WORK INSTRUCTIONS:
Copy every line of the listing exactly.

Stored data
::::

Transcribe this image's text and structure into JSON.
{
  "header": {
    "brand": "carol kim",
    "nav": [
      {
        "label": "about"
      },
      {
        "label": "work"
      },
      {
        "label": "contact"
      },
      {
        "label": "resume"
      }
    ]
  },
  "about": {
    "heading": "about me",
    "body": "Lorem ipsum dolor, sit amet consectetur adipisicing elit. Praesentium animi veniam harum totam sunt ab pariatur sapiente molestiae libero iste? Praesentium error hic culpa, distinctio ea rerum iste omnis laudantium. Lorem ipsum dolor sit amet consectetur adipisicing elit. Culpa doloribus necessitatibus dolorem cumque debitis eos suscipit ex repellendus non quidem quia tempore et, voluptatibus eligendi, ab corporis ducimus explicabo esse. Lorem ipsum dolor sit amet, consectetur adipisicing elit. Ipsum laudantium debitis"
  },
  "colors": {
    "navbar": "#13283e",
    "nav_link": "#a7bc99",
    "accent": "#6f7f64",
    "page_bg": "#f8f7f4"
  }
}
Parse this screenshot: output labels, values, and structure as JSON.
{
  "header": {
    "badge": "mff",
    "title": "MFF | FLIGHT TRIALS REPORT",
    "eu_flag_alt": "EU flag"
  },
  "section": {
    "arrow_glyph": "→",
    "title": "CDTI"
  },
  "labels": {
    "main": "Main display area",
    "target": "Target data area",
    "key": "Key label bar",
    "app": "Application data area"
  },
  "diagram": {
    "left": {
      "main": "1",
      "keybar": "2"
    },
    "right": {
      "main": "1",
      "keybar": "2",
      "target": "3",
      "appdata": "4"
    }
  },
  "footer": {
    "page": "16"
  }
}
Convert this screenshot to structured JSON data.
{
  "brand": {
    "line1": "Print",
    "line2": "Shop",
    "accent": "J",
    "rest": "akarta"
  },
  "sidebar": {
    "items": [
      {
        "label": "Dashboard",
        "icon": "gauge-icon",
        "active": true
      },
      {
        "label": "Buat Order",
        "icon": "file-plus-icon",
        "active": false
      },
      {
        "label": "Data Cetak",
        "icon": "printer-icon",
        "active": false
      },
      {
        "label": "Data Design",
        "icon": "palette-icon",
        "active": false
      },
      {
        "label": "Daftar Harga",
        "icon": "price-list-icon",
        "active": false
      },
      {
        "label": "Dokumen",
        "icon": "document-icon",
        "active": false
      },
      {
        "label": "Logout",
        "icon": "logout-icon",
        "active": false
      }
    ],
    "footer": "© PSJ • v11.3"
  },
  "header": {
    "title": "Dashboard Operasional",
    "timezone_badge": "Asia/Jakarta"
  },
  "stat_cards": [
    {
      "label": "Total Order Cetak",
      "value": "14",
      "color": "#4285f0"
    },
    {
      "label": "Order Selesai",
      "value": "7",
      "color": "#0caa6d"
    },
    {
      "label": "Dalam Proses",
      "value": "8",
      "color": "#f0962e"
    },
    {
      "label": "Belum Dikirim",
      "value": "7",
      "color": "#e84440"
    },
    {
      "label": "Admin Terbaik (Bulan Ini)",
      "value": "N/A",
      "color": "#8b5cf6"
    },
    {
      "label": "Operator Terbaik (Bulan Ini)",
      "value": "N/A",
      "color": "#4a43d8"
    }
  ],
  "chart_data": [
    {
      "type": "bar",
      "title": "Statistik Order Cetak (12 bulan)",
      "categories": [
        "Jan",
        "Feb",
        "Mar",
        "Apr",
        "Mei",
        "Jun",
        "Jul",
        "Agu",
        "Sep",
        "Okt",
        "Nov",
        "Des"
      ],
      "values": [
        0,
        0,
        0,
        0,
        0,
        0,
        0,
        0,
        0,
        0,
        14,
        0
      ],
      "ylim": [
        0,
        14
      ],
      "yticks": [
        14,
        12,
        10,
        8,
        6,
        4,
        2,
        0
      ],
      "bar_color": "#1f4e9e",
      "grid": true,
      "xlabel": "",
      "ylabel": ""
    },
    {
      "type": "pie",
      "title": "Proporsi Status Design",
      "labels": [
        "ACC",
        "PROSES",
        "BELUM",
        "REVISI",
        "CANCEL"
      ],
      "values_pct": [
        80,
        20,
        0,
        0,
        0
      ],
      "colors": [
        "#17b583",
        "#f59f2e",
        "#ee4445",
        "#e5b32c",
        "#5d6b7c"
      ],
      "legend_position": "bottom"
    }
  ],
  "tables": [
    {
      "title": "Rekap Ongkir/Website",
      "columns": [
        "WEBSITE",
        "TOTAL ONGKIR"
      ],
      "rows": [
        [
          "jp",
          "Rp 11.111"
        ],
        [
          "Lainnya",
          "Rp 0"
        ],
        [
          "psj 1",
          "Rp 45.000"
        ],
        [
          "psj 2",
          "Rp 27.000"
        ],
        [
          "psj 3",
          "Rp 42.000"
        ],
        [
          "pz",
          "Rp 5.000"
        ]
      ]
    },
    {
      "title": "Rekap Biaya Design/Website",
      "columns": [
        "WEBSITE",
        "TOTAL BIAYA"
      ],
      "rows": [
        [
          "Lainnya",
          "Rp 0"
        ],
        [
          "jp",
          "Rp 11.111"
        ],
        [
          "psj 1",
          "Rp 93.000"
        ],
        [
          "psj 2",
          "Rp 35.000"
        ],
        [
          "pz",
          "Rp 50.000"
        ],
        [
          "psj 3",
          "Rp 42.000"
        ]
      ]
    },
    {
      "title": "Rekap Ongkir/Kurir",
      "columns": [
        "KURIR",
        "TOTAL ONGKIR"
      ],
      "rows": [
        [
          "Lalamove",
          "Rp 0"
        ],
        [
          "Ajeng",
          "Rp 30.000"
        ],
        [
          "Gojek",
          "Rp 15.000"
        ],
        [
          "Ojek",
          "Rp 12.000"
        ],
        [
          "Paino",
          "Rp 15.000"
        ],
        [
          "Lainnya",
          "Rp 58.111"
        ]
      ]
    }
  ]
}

::::

WORKED SOLUTION:
Transcribe this image's text and structure into JSON.
{
  "header": {
    "brand": "carol kim",
    "nav": [
      {
        "label": "about"
      },
      {
        "label": "work"
      },
      {
        "label": "contact"
      },
      {
        "label": "resume"
      }
    ]
  },
  "about": {
    "heading": "about me",
    "body": "Lorem ipsum dolor, sit amet consectetur adipisicing elit. Praesentium animi veniam harum totam sunt ab pariatur sapiente molestiae libero iste? Praesentium error hic culpa, distinctio ea rerum iste omnis laudantium. Lorem ipsum dolor sit amet consectetur adipisicing elit. Culpa doloribus necessitatibus dolorem cumque debitis eos suscipit ex repellendus non quidem quia tempore et, voluptatibus eligendi, ab corporis ducimus explicabo esse. Lorem ipsum dolor sit amet, consectetur adipisicing elit. Ipsum laudantium debitis"
  },
  "colors": {
    "navbar": "#13283e",
    "nav_link": "#a7bc99",
    "accent": "#6f7f64",
    "page_bg": "#f8f7f4"
  }
}
Parse this screenshot: output labels, values, and structure as JSON.
{
  "header": {
    "badge": "mff",
    "title": "MFF | FLIGHT TRIALS REPORT",
    "eu_flag_alt": "EU flag"
  },
  "section": {
    "arrow_glyph": "→",
    "title": "CDTI"
  },
  "labels": {
    "main": "Main display area",
    "target": "Target data area",
    "key": "Key label bar",
    "app": "Application data area"
  },
  "diagram": {
    "left": {
      "main": "1",
      "keybar": "2"
    },
    "right": {
      "main": "1",
      "keybar": "2",
      "target": "3",
      "appdata": "4"
    }
  },
  "footer": {
    "page": "16"
  }
}
Convert this screenshot to structured JSON data.
{
  "brand": {
    "line1": "Print",
    "line2": "Shop",
    "accent": "J",
    "rest": "akarta"
  },
  "sidebar": {
    "items": [
      {
        "label": "Dashboard",
        "icon": "gauge-icon",
        "active": true
      },
      {
        "label": "Buat Order",
        "icon": "file-plus-icon",
        "active": false
      },
      {
        "label": "Data Cetak",
        "icon": "printer-icon",
        "active": false
      },
      {
        "label": "Data Design",
        "icon": "palette-icon",
        "active": false
      },
      {
        "label": "Daftar Harga",
        "icon": "price-list-icon",
        "active": false
      },
      {
        "label": "Dokumen",
        "icon": "document-icon",
        "active": false
      },
      {
        "label": "Logout",
        "icon": "logout-icon",
        "active": false
      }
    ],
    "footer": "© PSJ • v11.3"
  },
  "header": {
    "title": "Dashboard Operasional",
    "timezone_badge": "Asia/Jakarta"
  },
  "stat_cards": [
    {
      "label": "Total Order Cetak",
      "value": "14",
      "color": "#4285f0"
    },
    {
      "label": "Order Selesai",
      "value": "7",
      "color": "#0caa6d"
    },
    {
      "label": "Dalam Proses",
      "value": "8",
      "color": "#f0962e"
    },
    {
      "label": "Belum Dikirim",
      "value": "7",
      "color": "#e84440"
    },
    {
      "label": "Admin Terbaik (Bulan Ini)",
      "value": "N/A",
      "color": "#8b5cf6"
    },
    {
      "label": "Operator Terbaik (Bulan Ini)",
      "value": "N/A",
      "color": "#4a43d8"
    }
  ],
  "chart_data": [
    {
      "type": "bar",
      "title": "Statistik Order Cetak (12 bulan)",
      "categories": [
        "Jan",
        "Feb",
        "Mar",
        "Apr",
        "Mei",
        "Jun",
        "Jul",
        "Agu",
        "Sep",
        "Okt",
        "Nov",
        "Des"
      ],
      "values": [
        0,
        0,
        0,
        0,
        0,
        0,
        0,
        0,
        0,
        0,
        14,
        0
      ],
      "ylim": [
        0,
        14
      ],
      "yticks": [
        14,
        12,
        10,
        8,
        6,
        4,
        2,
        0
      ],
      "bar_color": "#1f4e9e",
      "grid": true,
      "xlabel": "",
      "ylabel": ""
    },
    {
      "type": "pie",
      "title": "Proporsi Status Design",
      "labels": [
        "ACC",
        "PROSES",
        "BELUM",
        "REVISI",
        "CANCEL"
      ],
      "values_pct": [
        80,
        20,
        0,
        0,
        0
      ],
      "colors": [
        "#17b583",
        "#f59f2e",
        "#ee4445",
        "#e5b32c",
        "#5d6b7c"
      ],
      "legend_position": "bottom"
    }
  ],
  "tables": [
    {
      "title": "Rekap Ongkir/Website",
      "columns": [
        "WEBSITE",
        "TOTAL ONGKIR"
      ],
      "rows": [
        [
          "jp",
          "Rp 11.111"
        ],
        [
          "Lainnya",
          "Rp 0"
        ],
        [
          "psj 1",
          "Rp 45.000"
        ],
        [
          "psj 2",
          "Rp 27.000"
        ],
        [
          "psj 3",
          "Rp 42.000"
        ],
        [
          "pz",
          "Rp 5.000"
        ]
      ]
    },
    {
      "title": "Rekap Biaya Design/Website",
      "columns": [
        "WEBSITE",
        "TOTAL BIAYA"
      ],
      "rows": [
        [
          "Lainnya",
          "Rp 0"
        ],
        [
          "jp",
          "Rp 11.111"
        ],
        [
          "psj 1",
          "Rp 93.000"
        ],
        [
          "psj 2",
          "Rp 35.000"
        ],
        [
          "pz",
          "Rp 50.000"
        ],
        [
          "psj 3",
          "Rp 42.000"
        ]
      ]
    },
    {
      "title": "Rekap Ongkir/Kurir",
      "columns": [
        "KURIR",
        "TOTAL ONGKIR"
      ],
      "rows": [
        [
          "Lalamove",
          "Rp 0"
        ],
        [
          "Ajeng",
          "Rp 30.000"
        ],
        [
          "Gojek",
          "Rp 15.000"
        ],
        [
          "Ojek",
          "Rp 12.000"
        ],
        [
          "Paino",
          "Rp 15.000"
        ],
        [
          "Lainnya",
          "Rp 58.111"
        ]
      ]
    }
  ]
}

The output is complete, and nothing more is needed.